Render each line of the records as a string in a JSON list, one entry per line and no blank lines, and leave the pictures out of the answer.

**Material for the task**
•••
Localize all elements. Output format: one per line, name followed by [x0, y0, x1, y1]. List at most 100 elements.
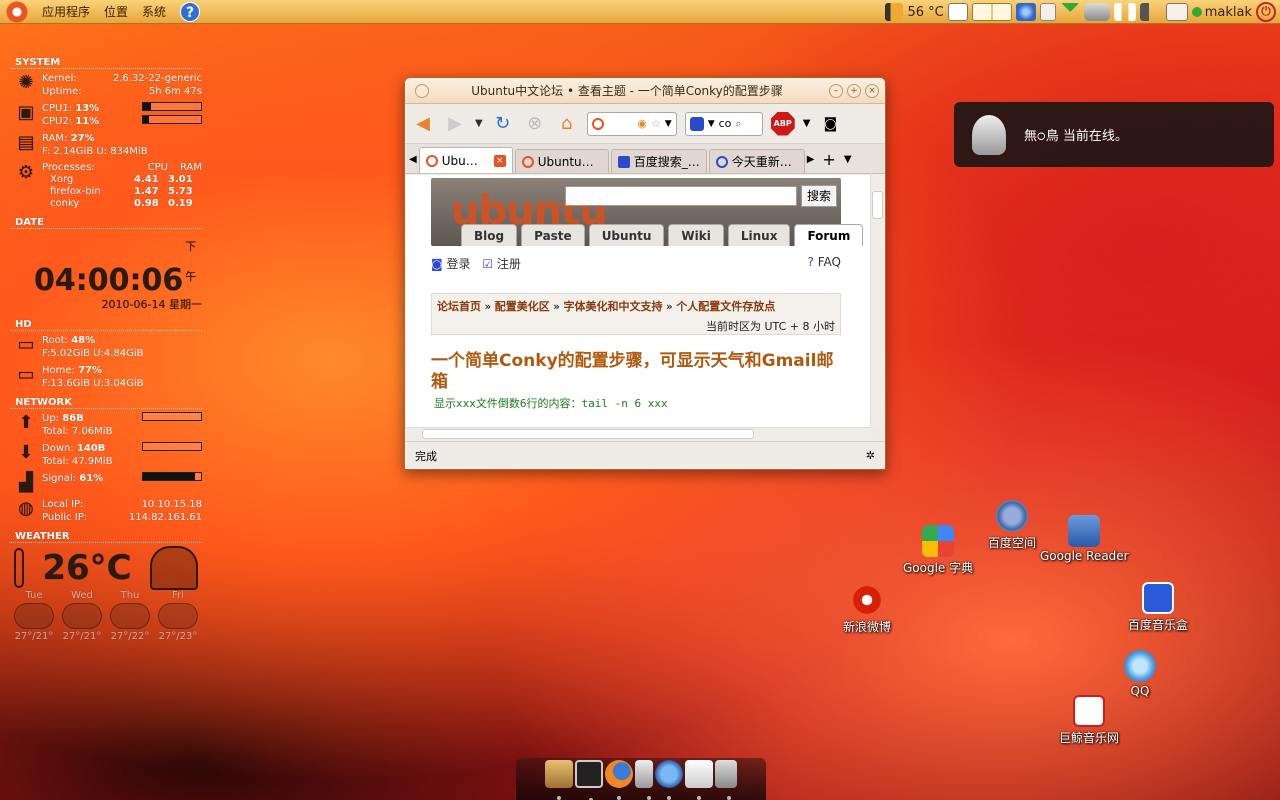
- url-dropdown-icon[interactable]: ▼: [665, 119, 672, 129]
- vertical-scrollbar[interactable]: [870, 175, 884, 427]
- pause-icon[interactable]: [1113, 3, 1136, 21]
- topic-title[interactable]: 一个简单Conky的配置步骤，可显示天气和Gmail邮箱: [431, 351, 841, 393]
- desktop-icon-google-reader[interactable]: Google Reader: [1040, 515, 1129, 563]
- desktop-icon-sina-weibo[interactable]: 新浪微博: [843, 584, 891, 635]
- tab-ubuntu-forum[interactable]: Ubu… ×: [418, 147, 513, 173]
- power-icon[interactable]: ⏻: [1256, 2, 1276, 22]
- menu-system[interactable]: 系统: [142, 3, 166, 20]
- vertical-scroll-thumb[interactable]: [872, 191, 883, 219]
- site-tab-forum[interactable]: Forum: [794, 224, 864, 246]
- signal-icon: ▟: [19, 472, 33, 493]
- proc-ram: 0.19: [168, 198, 193, 209]
- proc-ram: 5.73: [168, 186, 193, 197]
- site-tab-linux[interactable]: Linux: [727, 224, 791, 246]
- site-tab-blog[interactable]: Blog: [461, 224, 518, 246]
- breadcrumb-item[interactable]: 配置美化区: [495, 300, 550, 313]
- dock-terminal-icon[interactable]: [575, 760, 603, 800]
- desktop-icon-qq[interactable]: QQ: [1124, 650, 1156, 698]
- tab-baidu[interactable]: 百度搜索_…: [610, 149, 707, 173]
- dock-mail-icon[interactable]: [685, 760, 713, 800]
- volume-icon[interactable]: [1139, 3, 1162, 21]
- menu-places[interactable]: 位置: [104, 3, 128, 20]
- login-link[interactable]: 登录: [446, 257, 470, 271]
- site-tab-paste[interactable]: Paste: [521, 224, 585, 246]
- notification-text: 無੦鳥 当前在线。: [1024, 129, 1128, 144]
- ubuntu-favicon-icon: [521, 155, 534, 168]
- jujing-logo-icon: [1073, 695, 1105, 727]
- menu-applications[interactable]: 应用程序: [42, 3, 90, 20]
- firebug-icon[interactable]: ✲: [866, 449, 875, 462]
- maximize-icon[interactable]: +: [847, 83, 861, 98]
- search-bar[interactable]: ▼ co ⌕: [684, 111, 763, 136]
- help-icon[interactable]: ?: [180, 1, 201, 22]
- wifi-icon[interactable]: [1059, 3, 1080, 21]
- site-tab-ubuntu[interactable]: Ubuntu: [588, 224, 665, 246]
- search-engine-dropdown-icon[interactable]: ▼: [708, 119, 715, 129]
- desktop-icon-jujing-music[interactable]: 巨鲸音乐网: [1059, 695, 1119, 746]
- network-manager-icon[interactable]: [1083, 3, 1110, 21]
- url-bar[interactable]: ◉ ☆ ▼: [586, 111, 677, 136]
- stop-icon[interactable]: ⊗: [523, 112, 547, 136]
- dock-firefox-icon[interactable]: [605, 760, 633, 800]
- baidu-favicon-icon: [617, 155, 630, 168]
- tab-scroll-left-icon[interactable]: ◀: [409, 154, 417, 173]
- desktop-icon-google-dictionary[interactable]: Google 字典: [903, 525, 973, 576]
- abp-dropdown-icon[interactable]: ▼: [803, 118, 811, 129]
- rss-icon[interactable]: ◉: [637, 117, 647, 130]
- search-input[interactable]: co: [719, 117, 732, 130]
- dock-speaker-icon[interactable]: [635, 760, 653, 800]
- tab-ubuntu[interactable]: Ubuntu…: [514, 149, 609, 173]
- forward-arrow-icon[interactable]: ▶: [443, 112, 467, 136]
- minimize-icon[interactable]: –: [829, 83, 843, 98]
- faq-link[interactable]: FAQ: [818, 255, 841, 269]
- back-arrow-icon[interactable]: ◀: [411, 112, 435, 136]
- site-tab-wiki[interactable]: Wiki: [668, 224, 724, 246]
- thermometer-icon: [14, 548, 24, 588]
- dock-trash-icon[interactable]: [715, 760, 737, 800]
- bookmark-star-icon[interactable]: ☆: [651, 117, 661, 130]
- site-search-button[interactable]: 搜索: [801, 185, 837, 207]
- rss-icon: [1068, 515, 1101, 547]
- dock-pidgin-icon[interactable]: [655, 760, 683, 800]
- cpu-temperature[interactable]: 56 °C: [907, 5, 943, 20]
- notification-bubble[interactable]: 無੦鳥 当前在线。: [954, 102, 1274, 167]
- dock-anchor-icon[interactable]: [545, 760, 573, 800]
- pidgin-bird-icon[interactable]: [1015, 3, 1036, 21]
- mail-icon[interactable]: [1165, 3, 1188, 21]
- breadcrumb-item[interactable]: 个人配置文件存放点: [676, 300, 775, 313]
- adblock-plus-icon[interactable]: ABP: [770, 111, 795, 136]
- user-menu[interactable]: maklak: [1191, 5, 1252, 20]
- horizontal-scrollbar[interactable]: [406, 427, 872, 441]
- desktop-icon-baidu-space[interactable]: 百度空间: [988, 500, 1036, 551]
- camera-icon[interactable]: ◙: [818, 112, 842, 136]
- page-content: ubuntu 搜索 Blog Paste Ubuntu Wiki Linux F…: [406, 175, 872, 427]
- tab-list-icon[interactable]: ▼: [844, 154, 852, 173]
- breadcrumb-separator: »: [665, 300, 673, 313]
- horizontal-scroll-thumb[interactable]: [422, 429, 754, 439]
- tab-scroll-right-icon[interactable]: ▶: [807, 154, 815, 173]
- navigation-toolbar: ◀ ▶ ▼ ↻ ⊗ ⌂ ◉ ☆ ▼ ▼ co ⌕ ABP ▼ ◙: [405, 104, 885, 144]
- down-label: Down:: [42, 443, 74, 454]
- reload-icon[interactable]: ↻: [491, 112, 515, 136]
- new-tab-icon[interactable]: +: [816, 150, 841, 173]
- workspace-switcher[interactable]: [971, 3, 1012, 21]
- clipboard-icon[interactable]: [1039, 3, 1056, 21]
- search-icon[interactable]: ⌕: [735, 117, 741, 131]
- thermometer-icon[interactable]: [885, 3, 904, 21]
- home-icon[interactable]: ⌂: [555, 112, 579, 136]
- code-line: 显示xxx文件倒数6行的内容：tail -n 6 xxx: [434, 397, 668, 410]
- window-titlebar[interactable]: Ubuntu中文论坛 • 查看主题 - 一个简单Conky的配置步骤 – + ×: [405, 78, 885, 104]
- tab-close-icon[interactable]: ×: [493, 154, 506, 167]
- tab-today[interactable]: 今天重新…: [708, 149, 805, 173]
- window-menu-icon[interactable]: [415, 83, 429, 98]
- breadcrumb-item[interactable]: 字体美化和中文支持: [563, 300, 662, 313]
- breadcrumb-item[interactable]: 论坛首页: [437, 300, 481, 313]
- history-dropdown-icon[interactable]: ▼: [475, 118, 483, 129]
- monitor-icon[interactable]: [947, 3, 968, 21]
- weibo-icon: [851, 584, 883, 616]
- register-link[interactable]: 注册: [497, 257, 521, 271]
- desktop-icon-baidu-music[interactable]: 百度音乐盒: [1128, 582, 1188, 633]
- close-icon[interactable]: ×: [865, 83, 879, 98]
- ubuntu-logo-icon[interactable]: [6, 0, 28, 23]
- site-search-input[interactable]: [565, 186, 797, 206]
•••
**Expected output**
[
  "Localize all elements. Output format: one per line, name followed by [x0, y0, x1, y1]. List at most 100 elements.",
  "- url-dropdown-icon[interactable]: ▼: [665, 119, 672, 129]",
  "- vertical-scrollbar[interactable]: [870, 175, 884, 427]",
  "- pause-icon[interactable]: [1113, 3, 1136, 21]",
  "- topic-title[interactable]: 一个简单Conky的配置步骤，可显示天气和Gmail邮箱: [431, 351, 841, 393]",
  "- desktop-icon-google-reader[interactable]: Google Reader: [1040, 515, 1129, 563]",
  "- desktop-icon-sina-weibo[interactable]: 新浪微博: [843, 584, 891, 635]",
  "- tab-ubuntu-forum[interactable]: Ubu… ×: [418, 147, 513, 173]",
  "- power-icon[interactable]: ⏻: [1256, 2, 1276, 22]",
  "- menu-system[interactable]: 系统: [142, 3, 166, 20]",
  "- vertical-scroll-thumb[interactable]: [872, 191, 883, 219]",
  "- site-tab-forum[interactable]: Forum: [794, 224, 864, 246]",
  "- signal-icon: ▟: [19, 472, 33, 493]",
  "- proc-ram: 0.19: [168, 198, 193, 209]",
  "- proc-ram: 5.73: [168, 186, 193, 197]",
  "- site-tab-linux[interactable]: Linux: [727, 224, 791, 246]",
  "- site-tab-blog[interactable]: Blog: [461, 224, 518, 246]",
  "- breadcrumb-item[interactable]: 配置美化区: [495, 300, 550, 313]",
  "- dock-terminal-icon[interactable]: [575, 760, 603, 800]",
  "- desktop-icon-qq[interactable]: QQ: [1124, 650, 1156, 698]",
  "- tab-baidu[interactable]: 百度搜索_…: [610, 149, 707, 173]",
  "- dock-mail-icon[interactable]: [685, 760, 713, 800]",
  "- volume-icon[interactable]: [1139, 3, 1162, 21]",
  "- menu-places[interactable]: 位置: [104, 3, 128, 20]",
  "- login-link[interactable]: 登录: [446, 257, 470, 271]",
  "- site-tab-paste[interactable]: Paste: [521, 224, 585, 246]",
  "- notification-text: 無੦鳥 当前在线。: [1024, 129, 1128, 144]",
  "- ubuntu-favicon-icon: [521, 155, 534, 168]",
  "- jujing-logo-icon: [1073, 695, 1105, 727]",
  "- menu-applications[interactable]: 应用程序: [42, 3, 90, 20]",
  "- firebug-icon[interactable]: ✲: [866, 449, 875, 462]",
  "- maximize-icon[interactable]: +: [847, 83, 861, 98]",
  "- search-bar[interactable]: ▼ co ⌕: [684, 111, 763, 136]",
  "- help-icon[interactable]: ?: [180, 1, 201, 22]",
  "- wifi-icon[interactable]: [1059, 3, 1080, 21]",
  "- site-tab-ubuntu[interactable]: Ubuntu: [588, 224, 665, 246]",
  "- search-engine-dropdown-icon[interactable]: ▼: [708, 119, 715, 129]",
  "- desktop-icon-jujing-music[interactable]: 巨鲸音乐网: [1059, 695, 1119, 746]",
  "- network-manager-icon[interactable]: [1083, 3, 1110, 21]",
  "- url-bar[interactable]: ◉ ☆ ▼: [586, 111, 677, 136]",
  "- stop-icon[interactable]: ⊗: [523, 112, 547, 136]",
  "- dock-firefox-icon[interactable]: [605, 760, 633, 800]",
  "- baidu-favicon-icon: [617, 155, 630, 168]",
  "- tab-scroll-left-icon[interactable]: ◀: [409, 154, 417, 173]",
  "- desktop-icon-google-dictionary[interactable]: Google 字典: [903, 525, 973, 576]",
  "- abp-dropdown-icon[interactable]: ▼: [803, 118, 811, 129]",
  "- rss-icon[interactable]: ◉: [637, 117, 647, 130]",
  "- search-input[interactable]: co: [719, 117, 732, 130]",
  "- dock-speaker-icon[interactable]: [635, 760, 653, 800]",
  "- tab-ubuntu[interactable]: Ubuntu…: [514, 149, 609, 173]",
  "- forward-arrow-icon[interactable]: ▶: [443, 112, 467, 136]",
  "- minimize-icon[interactable]: –: [829, 83, 843, 98]",
  "- faq-link[interactable]: FAQ: [818, 255, 841, 269]",
  "- back-arrow-icon[interactable]: ◀: [411, 112, 435, 136]",
  "- site-tab-wiki[interactable]: Wiki: [668, 224, 724, 246]",
  "- thermometer-icon: [14, 548, 24, 588]",
  "- dock-trash-icon[interactable]: [715, 760, 737, 800]",
  "- bookmark-star-icon[interactable]: ☆: [651, 117, 661, 130]",
  "- site-search-button[interactable]: 搜索: [801, 185, 837, 207]",
  "- rss-icon: [1068, 515, 1101, 547]",
  "- dock-pidgin-icon[interactable]: [655, 760, 683, 800]",
  "- cpu-temperature[interactable]: 56 °C: [907, 5, 943, 20]",
  "- notification-bubble[interactable]: 無੦鳥 当前在线。: [954, 102, 1274, 167]",
  "- dock-anchor-icon[interactable]: [545, 760, 573, 800]",
  "- pidgin-bird-icon[interactable]: [1015, 3, 1036, 21]",
  "- mail-icon[interactable]: [1165, 3, 1188, 21]",
  "- breadcrumb-item[interactable]: 个人配置文件存放点: [676, 300, 775, 313]",
  "- adblock-plus-icon[interactable]: ABP: [770, 111, 795, 136]",
  "- user-menu[interactable]: maklak: [1191, 5, 1252, 20]",
  "- horizontal-scrollbar[interactable]: [406, 427, 872, 441]",
  "- desktop-icon-baidu-space[interactable]: 百度空间: [988, 500, 1036, 551]",
  "- camera-icon[interactable]: ◙: [818, 112, 842, 136]",
  "- page-content: ubuntu 搜索 Blog Paste Ubuntu Wiki Linux F…: [406, 175, 872, 427]",
  "- tab-list-icon[interactable]: ▼: [844, 154, 852, 173]",
  "- breadcrumb-separator: »: [665, 300, 673, 313]",
  "- horizontal-scroll-thumb[interactable]: [422, 429, 754, 439]",
  "- tab-scroll-right-icon[interactable]: ▶: [807, 154, 815, 173]",
  "- navigation-toolbar: ◀ ▶ ▼ ↻ ⊗ ⌂ ◉ ☆ ▼ ▼ co ⌕ ABP ▼ ◙: [405, 104, 885, 144]",
  "- down-label: Down:: [42, 443, 74, 454]",
  "- reload-icon[interactable]: ↻: [491, 112, 515, 136]",
  "- new-tab-icon[interactable]: +: [816, 150, 841, 173]",
  "- workspace-switcher[interactable]: [971, 3, 1012, 21]",
  "- clipboard-icon[interactable]: [1039, 3, 1056, 21]",
  "- search-icon[interactable]: ⌕: [735, 117, 741, 131]",
  "- thermometer-icon[interactable]: [885, 3, 904, 21]",
  "- home-icon[interactable]: ⌂: [555, 112, 579, 136]",
  "- code-line: 显示xxx文件倒数6行的内容：tail -n 6 xxx: [434, 397, 668, 410]",
  "- window-titlebar[interactable]: Ubuntu中文论坛 • 查看主题 - 一个简单Conky的配置步骤 – + ×: [405, 78, 885, 104]",
  "- tab-close-icon[interactable]: ×: [493, 154, 506, 167]",
  "- tab-today[interactable]: 今天重新…: [708, 149, 805, 173]",
  "- window-menu-icon[interactable]: [415, 83, 429, 98]",
  "- breadcrumb-item[interactable]: 字体美化和中文支持: [563, 300, 662, 313]",
  "- breadcrumb-item[interactable]: 论坛首页: [437, 300, 481, 313]",
  "- history-dropdown-icon[interactable]: ▼: [475, 118, 483, 129]",
  "- monitor-icon[interactable]: [947, 3, 968, 21]",
  "- weibo-icon: [851, 584, 883, 616]",
  "- register-link[interactable]: 注册: [497, 257, 521, 271]",
  "- desktop-icon-baidu-music[interactable]: 百度音乐盒: [1128, 582, 1188, 633]",
  "- close-icon[interactable]: ×: [865, 83, 879, 98]",
  "- ubuntu-logo-icon[interactable]: [6, 0, 28, 23]",
  "- site-search-input[interactable]: [565, 186, 797, 206]"
]